Task goal: Only the number is wanted: count the lines in the data with "laûnh" in them.

Raw records:
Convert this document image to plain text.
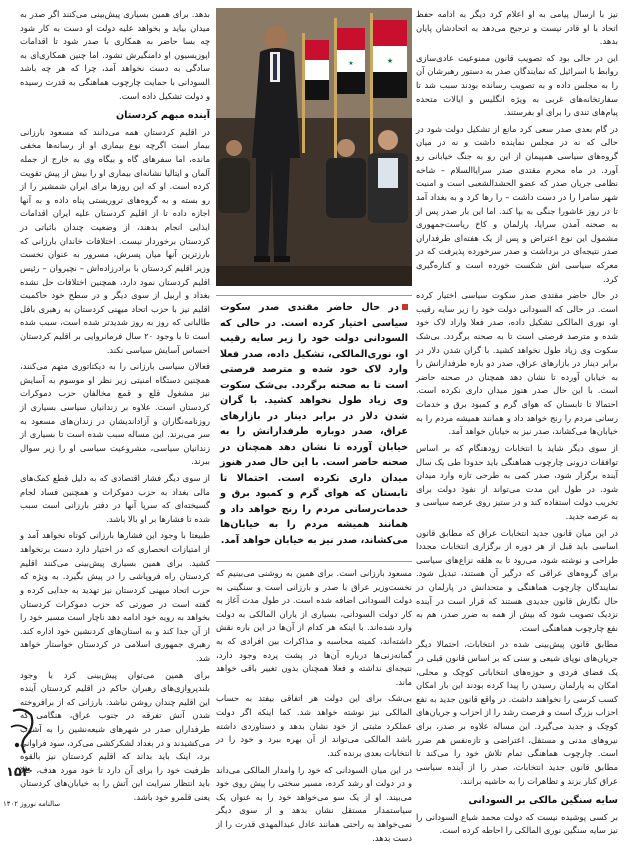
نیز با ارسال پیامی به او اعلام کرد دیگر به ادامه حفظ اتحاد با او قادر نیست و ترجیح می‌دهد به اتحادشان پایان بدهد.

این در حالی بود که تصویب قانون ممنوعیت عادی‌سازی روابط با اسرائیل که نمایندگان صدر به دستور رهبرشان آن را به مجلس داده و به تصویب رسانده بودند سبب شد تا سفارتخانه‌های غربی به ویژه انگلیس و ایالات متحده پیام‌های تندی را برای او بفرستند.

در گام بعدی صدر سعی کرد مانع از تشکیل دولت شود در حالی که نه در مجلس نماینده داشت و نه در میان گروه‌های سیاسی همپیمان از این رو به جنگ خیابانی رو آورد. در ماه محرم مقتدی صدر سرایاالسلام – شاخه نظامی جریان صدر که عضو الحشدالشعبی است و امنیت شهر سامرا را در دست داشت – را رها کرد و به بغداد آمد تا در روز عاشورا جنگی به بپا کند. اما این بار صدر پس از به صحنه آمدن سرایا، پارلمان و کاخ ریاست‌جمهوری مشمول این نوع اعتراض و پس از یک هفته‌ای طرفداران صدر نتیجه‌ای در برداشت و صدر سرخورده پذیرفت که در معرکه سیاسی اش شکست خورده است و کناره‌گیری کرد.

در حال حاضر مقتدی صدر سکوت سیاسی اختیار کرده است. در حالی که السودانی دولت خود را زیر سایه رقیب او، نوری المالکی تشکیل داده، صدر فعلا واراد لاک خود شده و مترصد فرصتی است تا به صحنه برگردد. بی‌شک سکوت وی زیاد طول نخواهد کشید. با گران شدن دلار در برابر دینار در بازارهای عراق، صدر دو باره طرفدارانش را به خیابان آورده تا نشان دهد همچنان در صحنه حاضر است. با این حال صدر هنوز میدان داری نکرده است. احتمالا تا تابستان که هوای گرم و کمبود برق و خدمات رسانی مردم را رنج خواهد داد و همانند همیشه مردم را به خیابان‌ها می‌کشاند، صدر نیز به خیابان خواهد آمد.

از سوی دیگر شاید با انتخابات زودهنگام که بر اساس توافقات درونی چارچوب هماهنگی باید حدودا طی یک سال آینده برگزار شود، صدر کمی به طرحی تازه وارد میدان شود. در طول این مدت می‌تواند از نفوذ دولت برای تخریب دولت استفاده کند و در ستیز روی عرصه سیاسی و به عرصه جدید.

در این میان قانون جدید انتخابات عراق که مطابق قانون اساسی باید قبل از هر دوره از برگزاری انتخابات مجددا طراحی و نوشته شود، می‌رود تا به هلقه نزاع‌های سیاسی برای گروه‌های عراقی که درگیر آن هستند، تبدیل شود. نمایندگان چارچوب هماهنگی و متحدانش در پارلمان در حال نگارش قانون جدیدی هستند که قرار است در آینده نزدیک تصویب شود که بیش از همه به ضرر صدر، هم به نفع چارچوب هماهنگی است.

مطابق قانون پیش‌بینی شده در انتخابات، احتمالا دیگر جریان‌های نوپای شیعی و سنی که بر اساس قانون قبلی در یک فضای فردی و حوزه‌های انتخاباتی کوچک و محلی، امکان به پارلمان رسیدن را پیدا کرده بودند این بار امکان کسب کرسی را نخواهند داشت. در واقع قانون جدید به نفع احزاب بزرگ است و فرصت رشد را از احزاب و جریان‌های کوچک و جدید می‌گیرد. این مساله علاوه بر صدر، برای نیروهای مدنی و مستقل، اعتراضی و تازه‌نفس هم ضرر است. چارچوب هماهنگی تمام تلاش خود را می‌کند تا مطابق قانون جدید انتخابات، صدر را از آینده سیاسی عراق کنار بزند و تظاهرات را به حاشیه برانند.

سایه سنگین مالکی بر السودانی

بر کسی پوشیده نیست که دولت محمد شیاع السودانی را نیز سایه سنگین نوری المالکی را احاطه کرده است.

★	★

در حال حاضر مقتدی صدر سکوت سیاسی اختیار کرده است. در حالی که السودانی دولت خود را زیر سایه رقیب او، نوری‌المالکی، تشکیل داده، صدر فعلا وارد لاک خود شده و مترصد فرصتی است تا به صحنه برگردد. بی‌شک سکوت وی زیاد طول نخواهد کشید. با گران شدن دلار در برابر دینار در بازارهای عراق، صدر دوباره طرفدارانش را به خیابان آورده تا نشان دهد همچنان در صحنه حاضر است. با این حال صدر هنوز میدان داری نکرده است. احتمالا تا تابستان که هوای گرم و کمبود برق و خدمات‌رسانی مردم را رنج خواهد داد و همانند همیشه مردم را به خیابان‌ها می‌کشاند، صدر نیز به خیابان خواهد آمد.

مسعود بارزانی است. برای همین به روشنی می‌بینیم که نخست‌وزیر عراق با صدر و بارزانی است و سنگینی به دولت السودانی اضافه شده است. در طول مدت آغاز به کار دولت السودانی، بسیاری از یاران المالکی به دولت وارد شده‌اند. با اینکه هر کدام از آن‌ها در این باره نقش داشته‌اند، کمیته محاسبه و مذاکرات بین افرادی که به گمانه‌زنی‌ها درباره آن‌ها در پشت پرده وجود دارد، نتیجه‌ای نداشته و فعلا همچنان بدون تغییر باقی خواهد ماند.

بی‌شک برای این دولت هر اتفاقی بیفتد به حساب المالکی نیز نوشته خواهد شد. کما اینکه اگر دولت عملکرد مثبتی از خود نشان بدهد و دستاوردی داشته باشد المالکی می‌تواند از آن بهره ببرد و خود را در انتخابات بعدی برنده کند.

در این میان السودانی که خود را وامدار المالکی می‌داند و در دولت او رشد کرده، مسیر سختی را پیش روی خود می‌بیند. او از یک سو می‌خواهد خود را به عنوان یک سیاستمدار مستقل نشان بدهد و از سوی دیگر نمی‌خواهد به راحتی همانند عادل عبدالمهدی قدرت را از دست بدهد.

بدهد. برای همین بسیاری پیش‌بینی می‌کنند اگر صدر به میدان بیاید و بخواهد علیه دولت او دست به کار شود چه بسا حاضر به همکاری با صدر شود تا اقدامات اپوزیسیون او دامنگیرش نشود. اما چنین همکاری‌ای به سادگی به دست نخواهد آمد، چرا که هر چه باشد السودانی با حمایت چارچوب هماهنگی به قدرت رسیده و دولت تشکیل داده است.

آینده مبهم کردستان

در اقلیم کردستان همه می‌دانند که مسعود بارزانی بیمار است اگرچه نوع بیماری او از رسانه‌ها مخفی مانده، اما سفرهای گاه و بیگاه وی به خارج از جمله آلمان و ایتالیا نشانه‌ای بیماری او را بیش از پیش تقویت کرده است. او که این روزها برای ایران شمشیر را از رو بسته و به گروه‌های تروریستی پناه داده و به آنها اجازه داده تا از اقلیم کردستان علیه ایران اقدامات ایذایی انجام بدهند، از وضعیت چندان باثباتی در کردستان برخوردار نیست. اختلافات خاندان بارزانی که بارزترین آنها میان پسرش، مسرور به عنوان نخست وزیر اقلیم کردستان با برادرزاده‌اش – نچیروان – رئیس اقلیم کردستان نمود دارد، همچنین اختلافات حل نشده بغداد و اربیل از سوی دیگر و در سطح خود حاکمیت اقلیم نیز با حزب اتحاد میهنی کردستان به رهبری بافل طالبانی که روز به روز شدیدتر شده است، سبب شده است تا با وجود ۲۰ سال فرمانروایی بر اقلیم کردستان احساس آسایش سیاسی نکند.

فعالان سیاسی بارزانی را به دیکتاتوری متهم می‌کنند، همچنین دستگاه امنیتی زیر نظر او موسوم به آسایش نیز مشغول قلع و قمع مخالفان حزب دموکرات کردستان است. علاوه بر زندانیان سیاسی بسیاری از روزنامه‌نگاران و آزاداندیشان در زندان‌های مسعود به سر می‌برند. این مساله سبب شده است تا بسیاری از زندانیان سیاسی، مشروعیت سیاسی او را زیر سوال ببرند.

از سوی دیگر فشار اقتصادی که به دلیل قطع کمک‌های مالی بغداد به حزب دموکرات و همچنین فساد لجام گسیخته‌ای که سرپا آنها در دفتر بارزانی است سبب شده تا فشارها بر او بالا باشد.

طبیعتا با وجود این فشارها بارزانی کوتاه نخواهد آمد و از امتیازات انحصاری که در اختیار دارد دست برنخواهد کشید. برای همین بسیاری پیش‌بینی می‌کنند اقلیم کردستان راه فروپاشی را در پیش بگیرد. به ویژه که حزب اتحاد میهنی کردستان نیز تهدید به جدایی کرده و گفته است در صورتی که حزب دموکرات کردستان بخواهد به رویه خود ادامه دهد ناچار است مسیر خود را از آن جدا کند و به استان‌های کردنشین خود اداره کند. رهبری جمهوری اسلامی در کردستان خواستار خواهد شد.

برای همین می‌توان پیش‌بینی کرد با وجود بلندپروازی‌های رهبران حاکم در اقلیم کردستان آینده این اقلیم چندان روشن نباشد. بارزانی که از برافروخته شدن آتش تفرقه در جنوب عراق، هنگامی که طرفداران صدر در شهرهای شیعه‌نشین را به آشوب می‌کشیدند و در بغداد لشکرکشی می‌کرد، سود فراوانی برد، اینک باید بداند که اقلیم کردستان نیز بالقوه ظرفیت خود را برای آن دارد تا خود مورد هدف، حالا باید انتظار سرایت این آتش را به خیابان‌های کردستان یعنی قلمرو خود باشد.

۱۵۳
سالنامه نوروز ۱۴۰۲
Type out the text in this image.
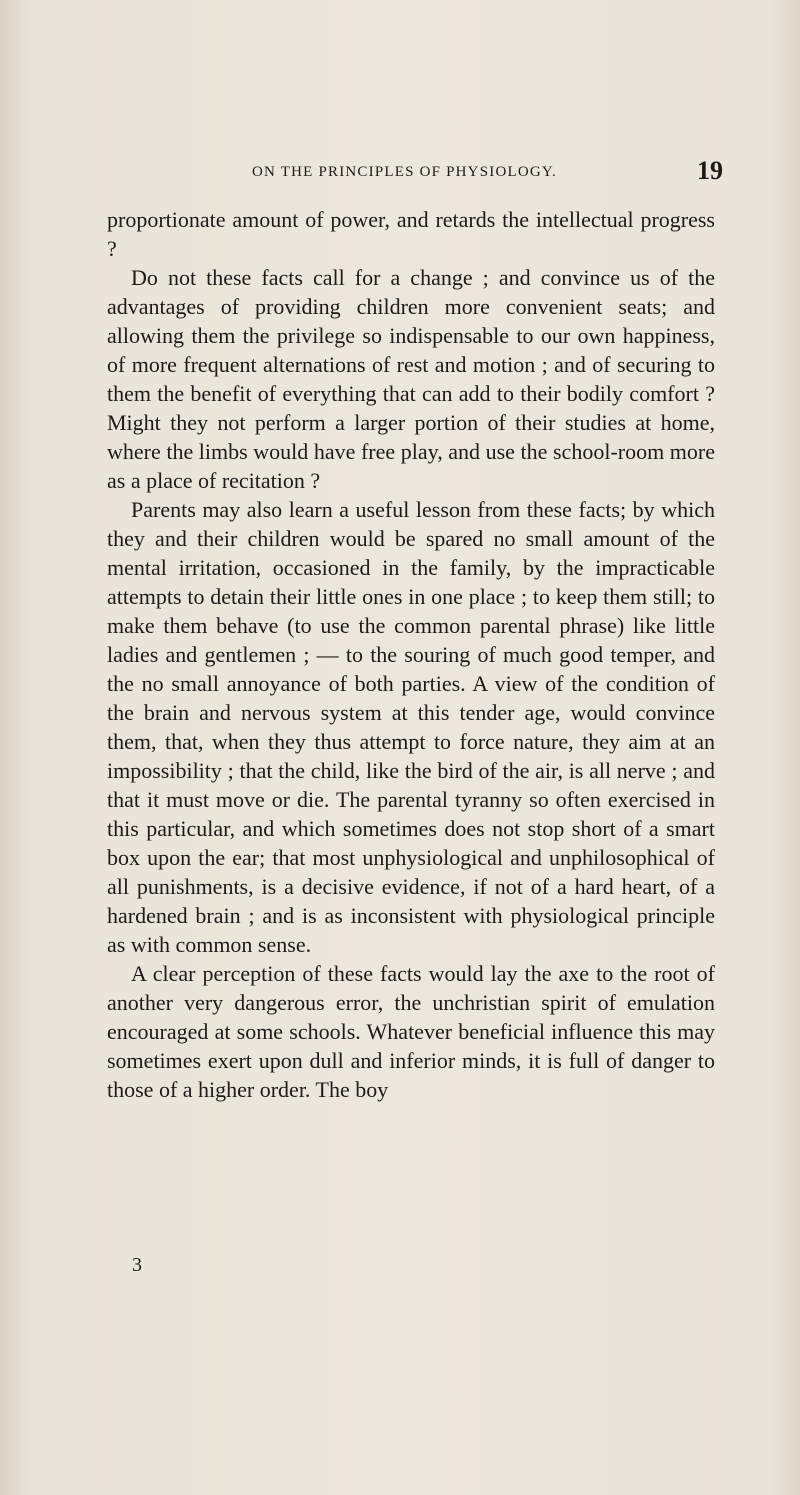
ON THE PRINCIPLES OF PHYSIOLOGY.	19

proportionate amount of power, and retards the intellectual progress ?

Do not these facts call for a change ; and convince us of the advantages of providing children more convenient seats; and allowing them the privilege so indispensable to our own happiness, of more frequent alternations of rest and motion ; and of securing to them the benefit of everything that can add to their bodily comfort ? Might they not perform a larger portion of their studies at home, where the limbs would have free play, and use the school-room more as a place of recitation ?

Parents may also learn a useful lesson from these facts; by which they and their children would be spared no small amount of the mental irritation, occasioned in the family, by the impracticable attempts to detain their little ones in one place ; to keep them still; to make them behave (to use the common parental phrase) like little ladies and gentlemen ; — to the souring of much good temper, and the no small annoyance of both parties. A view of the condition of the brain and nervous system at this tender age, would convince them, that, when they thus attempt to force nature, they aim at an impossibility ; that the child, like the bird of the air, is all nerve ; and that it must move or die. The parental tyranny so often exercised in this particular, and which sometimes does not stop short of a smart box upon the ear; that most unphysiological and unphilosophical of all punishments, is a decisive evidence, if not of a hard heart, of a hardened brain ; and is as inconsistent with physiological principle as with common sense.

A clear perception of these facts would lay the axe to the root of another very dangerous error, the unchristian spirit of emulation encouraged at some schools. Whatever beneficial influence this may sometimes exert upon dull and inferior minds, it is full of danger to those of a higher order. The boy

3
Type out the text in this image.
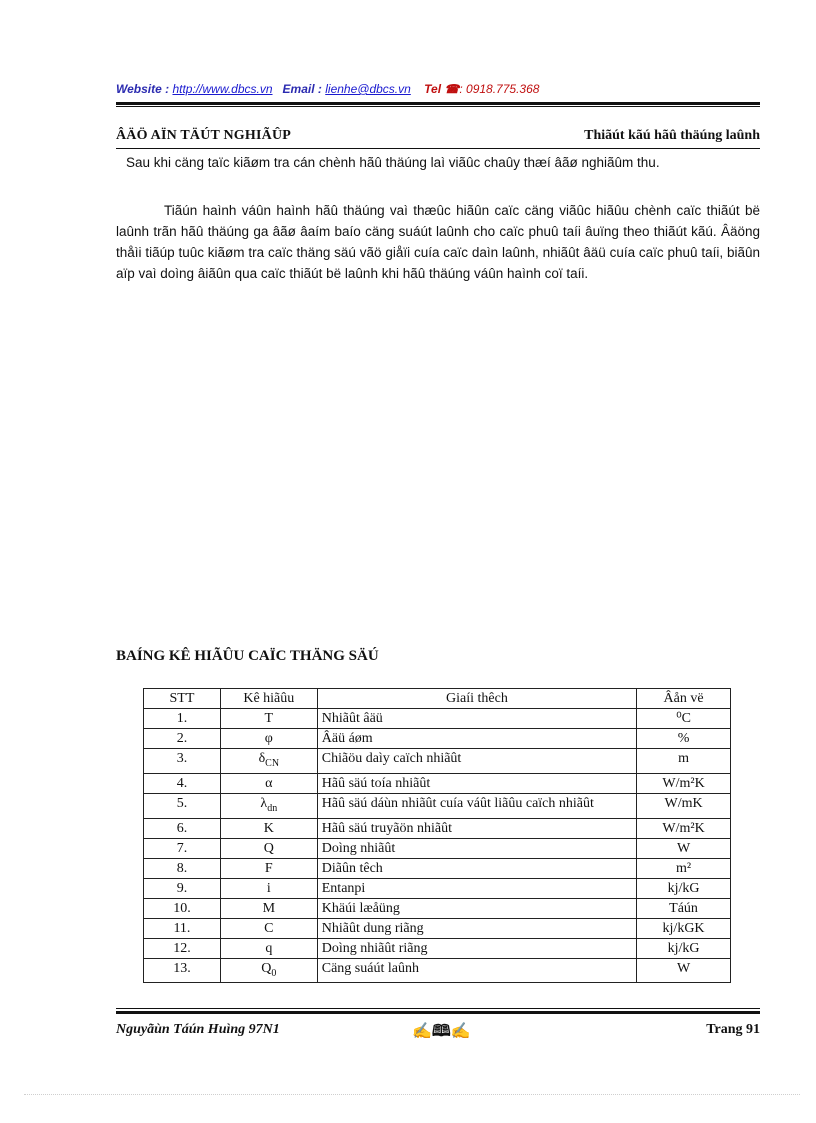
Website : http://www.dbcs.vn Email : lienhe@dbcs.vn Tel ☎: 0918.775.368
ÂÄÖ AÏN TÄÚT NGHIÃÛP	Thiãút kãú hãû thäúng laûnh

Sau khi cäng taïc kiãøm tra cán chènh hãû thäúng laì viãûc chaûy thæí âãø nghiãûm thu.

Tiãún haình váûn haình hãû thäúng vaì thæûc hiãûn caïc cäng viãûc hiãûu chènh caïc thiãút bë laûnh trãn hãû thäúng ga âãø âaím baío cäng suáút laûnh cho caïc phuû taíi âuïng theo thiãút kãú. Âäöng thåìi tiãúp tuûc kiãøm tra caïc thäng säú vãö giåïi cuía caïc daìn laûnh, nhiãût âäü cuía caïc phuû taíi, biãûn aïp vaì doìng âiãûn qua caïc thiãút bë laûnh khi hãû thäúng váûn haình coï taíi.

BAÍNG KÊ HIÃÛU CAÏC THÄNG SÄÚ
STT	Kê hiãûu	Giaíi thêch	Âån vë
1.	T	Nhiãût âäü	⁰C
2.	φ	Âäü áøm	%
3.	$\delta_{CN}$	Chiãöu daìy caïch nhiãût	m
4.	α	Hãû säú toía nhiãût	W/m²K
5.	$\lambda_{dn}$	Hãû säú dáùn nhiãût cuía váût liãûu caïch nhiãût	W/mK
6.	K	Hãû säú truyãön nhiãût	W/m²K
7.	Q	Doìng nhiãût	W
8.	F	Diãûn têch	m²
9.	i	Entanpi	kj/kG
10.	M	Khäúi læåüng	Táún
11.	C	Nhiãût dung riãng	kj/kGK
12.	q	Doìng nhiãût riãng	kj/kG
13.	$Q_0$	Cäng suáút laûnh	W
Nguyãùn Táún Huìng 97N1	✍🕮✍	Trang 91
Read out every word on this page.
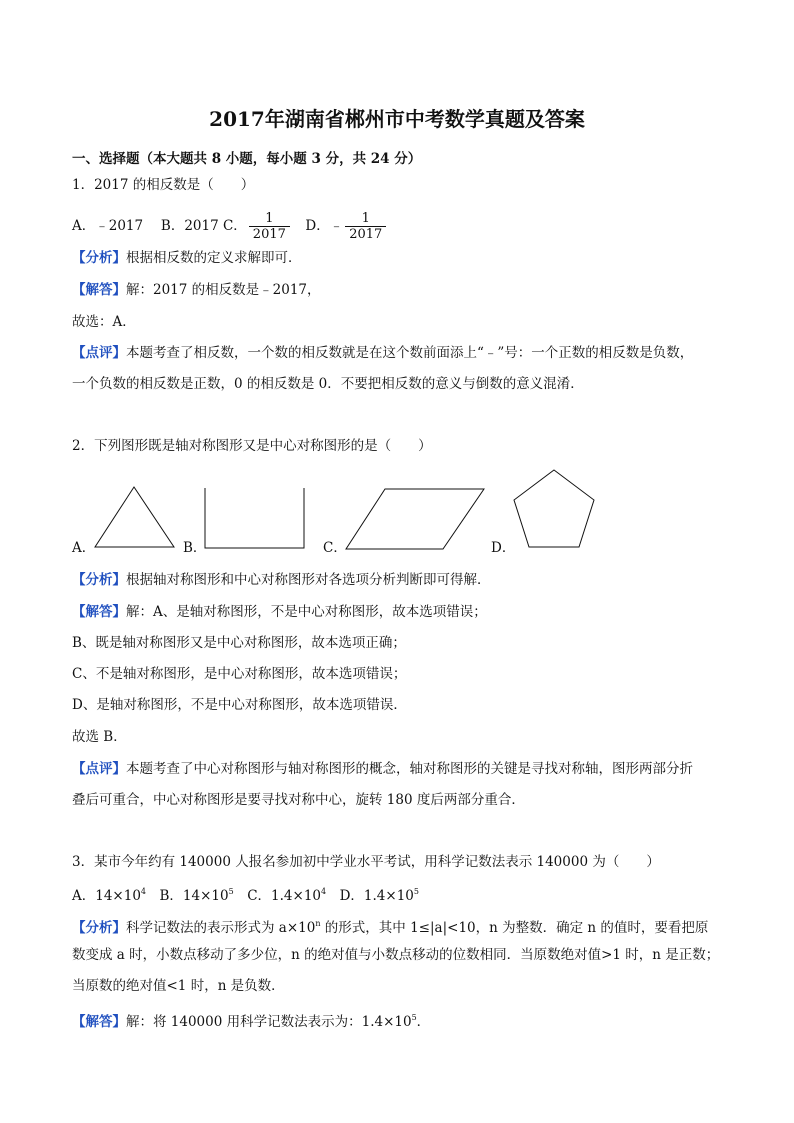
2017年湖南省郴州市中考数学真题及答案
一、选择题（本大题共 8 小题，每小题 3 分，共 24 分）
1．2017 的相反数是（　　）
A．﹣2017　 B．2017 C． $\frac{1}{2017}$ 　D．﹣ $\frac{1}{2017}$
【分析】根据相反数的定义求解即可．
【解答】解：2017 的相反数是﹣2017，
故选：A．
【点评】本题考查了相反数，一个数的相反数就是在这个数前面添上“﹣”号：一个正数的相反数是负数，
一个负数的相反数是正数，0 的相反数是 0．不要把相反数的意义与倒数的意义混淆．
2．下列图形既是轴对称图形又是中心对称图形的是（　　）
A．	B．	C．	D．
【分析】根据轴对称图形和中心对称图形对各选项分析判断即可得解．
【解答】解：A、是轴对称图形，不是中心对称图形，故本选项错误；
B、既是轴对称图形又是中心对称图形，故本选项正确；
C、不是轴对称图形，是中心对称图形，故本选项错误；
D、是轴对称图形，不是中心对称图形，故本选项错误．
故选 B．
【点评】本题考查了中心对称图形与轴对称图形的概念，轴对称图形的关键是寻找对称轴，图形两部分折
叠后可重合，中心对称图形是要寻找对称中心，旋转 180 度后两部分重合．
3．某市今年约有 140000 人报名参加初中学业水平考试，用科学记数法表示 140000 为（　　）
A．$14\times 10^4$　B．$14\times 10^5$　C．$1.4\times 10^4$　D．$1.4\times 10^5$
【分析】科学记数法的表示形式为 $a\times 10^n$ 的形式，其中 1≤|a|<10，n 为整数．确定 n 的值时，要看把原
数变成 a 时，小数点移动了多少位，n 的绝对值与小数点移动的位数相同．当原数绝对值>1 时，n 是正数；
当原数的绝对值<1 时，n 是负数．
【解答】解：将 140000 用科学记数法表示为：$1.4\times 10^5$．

The response: 3